------ DATA LISTING ------
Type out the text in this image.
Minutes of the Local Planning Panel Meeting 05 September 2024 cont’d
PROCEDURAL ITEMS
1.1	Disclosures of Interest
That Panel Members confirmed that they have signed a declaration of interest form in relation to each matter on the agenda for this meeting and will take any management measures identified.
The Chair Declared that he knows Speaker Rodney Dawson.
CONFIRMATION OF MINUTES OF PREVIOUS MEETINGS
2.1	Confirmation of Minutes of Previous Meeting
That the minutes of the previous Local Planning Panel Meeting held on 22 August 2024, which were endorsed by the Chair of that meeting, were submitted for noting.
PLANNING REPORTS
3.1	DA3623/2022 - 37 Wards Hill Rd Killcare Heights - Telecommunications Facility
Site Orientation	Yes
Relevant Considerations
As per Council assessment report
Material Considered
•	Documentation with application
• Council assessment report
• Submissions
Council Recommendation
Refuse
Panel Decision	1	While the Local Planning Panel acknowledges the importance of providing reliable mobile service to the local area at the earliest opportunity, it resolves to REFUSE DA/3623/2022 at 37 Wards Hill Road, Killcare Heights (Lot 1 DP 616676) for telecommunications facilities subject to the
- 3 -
------
> **EXERCISE TASK**: Repeat the material above in full, keeping every word.

> **EXERCISE ANSWER**:
Type out the text in this image.
Minutes of the Local Planning Panel Meeting 05 September 2024 cont’d
PROCEDURAL ITEMS
1.1	Disclosures of Interest
That Panel Members confirmed that they have signed a declaration of interest form in relation to each matter on the agenda for this meeting and will take any management measures identified.
The Chair Declared that he knows Speaker Rodney Dawson.
CONFIRMATION OF MINUTES OF PREVIOUS MEETINGS
2.1	Confirmation of Minutes of Previous Meeting
That the minutes of the previous Local Planning Panel Meeting held on 22 August 2024, which were endorsed by the Chair of that meeting, were submitted for noting.
PLANNING REPORTS
3.1	DA3623/2022 - 37 Wards Hill Rd Killcare Heights - Telecommunications Facility
Site Orientation	Yes
Relevant Considerations
As per Council assessment report
Material Considered
•	Documentation with application
• Council assessment report
• Submissions
Council Recommendation
Refuse
Panel Decision	1	While the Local Planning Panel acknowledges the importance of providing reliable mobile service to the local area at the earliest opportunity, it resolves to REFUSE DA/3623/2022 at 37 Wards Hill Road, Killcare Heights (Lot 1 DP 616676) for telecommunications facilities subject to the
- 3 -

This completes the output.